Of all the lines in this data, how many include "bitte"? Respond with the number only.

▬▬▬▬▬▬▬▬▬▬

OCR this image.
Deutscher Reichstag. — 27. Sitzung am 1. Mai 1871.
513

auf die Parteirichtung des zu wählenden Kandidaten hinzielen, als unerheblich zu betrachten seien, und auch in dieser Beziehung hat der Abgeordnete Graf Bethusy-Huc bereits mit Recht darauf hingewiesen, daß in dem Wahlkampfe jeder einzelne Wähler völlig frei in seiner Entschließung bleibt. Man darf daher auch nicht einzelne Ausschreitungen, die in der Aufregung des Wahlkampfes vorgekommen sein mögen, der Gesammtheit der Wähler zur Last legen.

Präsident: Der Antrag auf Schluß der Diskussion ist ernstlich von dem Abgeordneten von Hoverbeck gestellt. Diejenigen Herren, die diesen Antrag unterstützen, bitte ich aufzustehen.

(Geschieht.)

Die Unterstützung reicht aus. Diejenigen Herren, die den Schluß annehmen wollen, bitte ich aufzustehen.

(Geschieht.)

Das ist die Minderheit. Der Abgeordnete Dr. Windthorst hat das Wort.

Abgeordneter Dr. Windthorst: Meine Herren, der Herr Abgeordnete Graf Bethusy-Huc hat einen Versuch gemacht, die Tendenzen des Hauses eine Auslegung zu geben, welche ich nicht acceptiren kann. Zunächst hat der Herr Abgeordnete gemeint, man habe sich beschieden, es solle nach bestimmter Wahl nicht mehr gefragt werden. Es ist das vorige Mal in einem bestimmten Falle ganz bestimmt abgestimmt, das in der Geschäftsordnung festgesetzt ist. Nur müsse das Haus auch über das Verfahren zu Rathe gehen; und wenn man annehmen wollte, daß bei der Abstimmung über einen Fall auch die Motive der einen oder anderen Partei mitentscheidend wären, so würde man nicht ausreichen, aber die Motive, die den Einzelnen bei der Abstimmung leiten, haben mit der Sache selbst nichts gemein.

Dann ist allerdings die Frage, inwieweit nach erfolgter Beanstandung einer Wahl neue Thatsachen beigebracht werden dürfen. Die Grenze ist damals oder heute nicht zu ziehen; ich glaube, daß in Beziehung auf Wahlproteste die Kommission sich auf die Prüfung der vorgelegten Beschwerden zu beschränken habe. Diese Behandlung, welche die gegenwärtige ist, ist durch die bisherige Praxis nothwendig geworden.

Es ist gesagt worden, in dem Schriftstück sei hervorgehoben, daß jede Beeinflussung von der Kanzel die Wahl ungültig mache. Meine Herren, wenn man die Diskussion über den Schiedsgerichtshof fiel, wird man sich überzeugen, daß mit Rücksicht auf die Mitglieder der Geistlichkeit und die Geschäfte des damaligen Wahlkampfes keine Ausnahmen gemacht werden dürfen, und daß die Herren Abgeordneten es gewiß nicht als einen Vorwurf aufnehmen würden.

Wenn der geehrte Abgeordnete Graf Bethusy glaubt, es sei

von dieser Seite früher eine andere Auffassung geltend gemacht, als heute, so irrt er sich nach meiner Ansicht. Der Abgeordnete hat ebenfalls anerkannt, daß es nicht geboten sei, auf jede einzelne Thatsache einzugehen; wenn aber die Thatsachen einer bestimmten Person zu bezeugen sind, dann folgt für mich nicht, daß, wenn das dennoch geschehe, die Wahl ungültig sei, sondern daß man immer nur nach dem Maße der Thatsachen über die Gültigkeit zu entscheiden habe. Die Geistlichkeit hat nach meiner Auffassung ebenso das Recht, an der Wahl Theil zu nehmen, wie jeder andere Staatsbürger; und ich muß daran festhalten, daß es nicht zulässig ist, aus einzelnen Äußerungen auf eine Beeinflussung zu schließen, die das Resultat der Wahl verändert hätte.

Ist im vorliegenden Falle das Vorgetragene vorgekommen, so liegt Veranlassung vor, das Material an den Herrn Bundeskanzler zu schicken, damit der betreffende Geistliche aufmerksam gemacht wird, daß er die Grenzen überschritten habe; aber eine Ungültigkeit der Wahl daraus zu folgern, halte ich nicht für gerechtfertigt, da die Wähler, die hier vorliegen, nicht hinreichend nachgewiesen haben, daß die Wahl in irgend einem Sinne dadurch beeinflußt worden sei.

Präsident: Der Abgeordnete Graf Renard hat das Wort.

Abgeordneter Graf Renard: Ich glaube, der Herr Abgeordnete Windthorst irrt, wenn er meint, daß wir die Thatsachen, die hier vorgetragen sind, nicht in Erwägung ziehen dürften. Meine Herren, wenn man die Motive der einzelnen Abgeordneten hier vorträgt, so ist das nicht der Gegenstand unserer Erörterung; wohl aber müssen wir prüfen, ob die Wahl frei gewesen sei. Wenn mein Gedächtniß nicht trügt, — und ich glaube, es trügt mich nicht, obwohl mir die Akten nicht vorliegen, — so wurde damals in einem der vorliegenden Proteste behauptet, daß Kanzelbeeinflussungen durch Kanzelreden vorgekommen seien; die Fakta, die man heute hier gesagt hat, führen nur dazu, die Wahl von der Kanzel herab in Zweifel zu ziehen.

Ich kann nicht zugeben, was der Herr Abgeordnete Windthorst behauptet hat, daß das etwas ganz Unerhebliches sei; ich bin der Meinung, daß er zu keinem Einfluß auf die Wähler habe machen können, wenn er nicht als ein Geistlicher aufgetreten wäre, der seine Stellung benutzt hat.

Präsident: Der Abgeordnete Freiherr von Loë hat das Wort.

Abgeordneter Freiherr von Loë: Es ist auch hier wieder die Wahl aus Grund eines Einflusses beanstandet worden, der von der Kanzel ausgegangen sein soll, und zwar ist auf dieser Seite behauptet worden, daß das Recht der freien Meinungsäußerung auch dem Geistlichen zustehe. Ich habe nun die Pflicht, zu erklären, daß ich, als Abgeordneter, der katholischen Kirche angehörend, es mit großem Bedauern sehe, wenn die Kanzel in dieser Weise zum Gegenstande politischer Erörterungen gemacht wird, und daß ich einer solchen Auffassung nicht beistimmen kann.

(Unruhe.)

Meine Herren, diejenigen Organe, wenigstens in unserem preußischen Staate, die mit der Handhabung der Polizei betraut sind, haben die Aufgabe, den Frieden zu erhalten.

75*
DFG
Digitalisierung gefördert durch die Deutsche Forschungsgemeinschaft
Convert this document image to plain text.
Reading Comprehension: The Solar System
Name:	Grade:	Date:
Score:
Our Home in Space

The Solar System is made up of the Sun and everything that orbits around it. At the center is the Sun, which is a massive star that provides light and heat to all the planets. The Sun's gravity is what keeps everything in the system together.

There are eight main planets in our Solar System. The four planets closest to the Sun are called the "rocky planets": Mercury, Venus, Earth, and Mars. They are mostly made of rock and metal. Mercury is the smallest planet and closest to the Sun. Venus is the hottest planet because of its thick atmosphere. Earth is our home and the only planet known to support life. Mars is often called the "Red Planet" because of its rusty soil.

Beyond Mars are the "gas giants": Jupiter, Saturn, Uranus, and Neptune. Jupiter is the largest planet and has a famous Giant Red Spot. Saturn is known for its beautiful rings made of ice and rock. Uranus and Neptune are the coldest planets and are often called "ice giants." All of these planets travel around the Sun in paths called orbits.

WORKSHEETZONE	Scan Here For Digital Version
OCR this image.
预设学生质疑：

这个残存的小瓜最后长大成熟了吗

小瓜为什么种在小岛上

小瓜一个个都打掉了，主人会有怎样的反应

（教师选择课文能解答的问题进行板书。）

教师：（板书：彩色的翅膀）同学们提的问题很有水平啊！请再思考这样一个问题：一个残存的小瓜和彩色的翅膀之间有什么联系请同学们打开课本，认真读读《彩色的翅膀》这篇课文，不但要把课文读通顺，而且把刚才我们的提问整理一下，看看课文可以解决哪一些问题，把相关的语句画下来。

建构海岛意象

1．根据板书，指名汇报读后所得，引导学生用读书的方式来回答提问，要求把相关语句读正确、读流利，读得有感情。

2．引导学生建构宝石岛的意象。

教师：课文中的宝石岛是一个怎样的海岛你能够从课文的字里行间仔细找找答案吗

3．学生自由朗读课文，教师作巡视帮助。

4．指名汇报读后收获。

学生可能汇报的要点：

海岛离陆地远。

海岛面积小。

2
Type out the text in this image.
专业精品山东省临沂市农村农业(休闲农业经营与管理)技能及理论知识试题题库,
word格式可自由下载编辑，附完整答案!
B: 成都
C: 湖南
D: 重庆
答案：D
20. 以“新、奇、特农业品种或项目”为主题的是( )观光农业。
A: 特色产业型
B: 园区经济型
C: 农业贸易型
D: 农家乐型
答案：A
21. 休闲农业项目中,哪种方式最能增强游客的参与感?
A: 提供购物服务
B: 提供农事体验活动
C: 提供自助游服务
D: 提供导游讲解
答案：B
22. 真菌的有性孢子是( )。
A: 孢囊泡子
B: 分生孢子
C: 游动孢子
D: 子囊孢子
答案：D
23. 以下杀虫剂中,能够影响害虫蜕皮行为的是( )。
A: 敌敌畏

▬▬▬▬▬▬▬▬▬▬

### Complete answer
2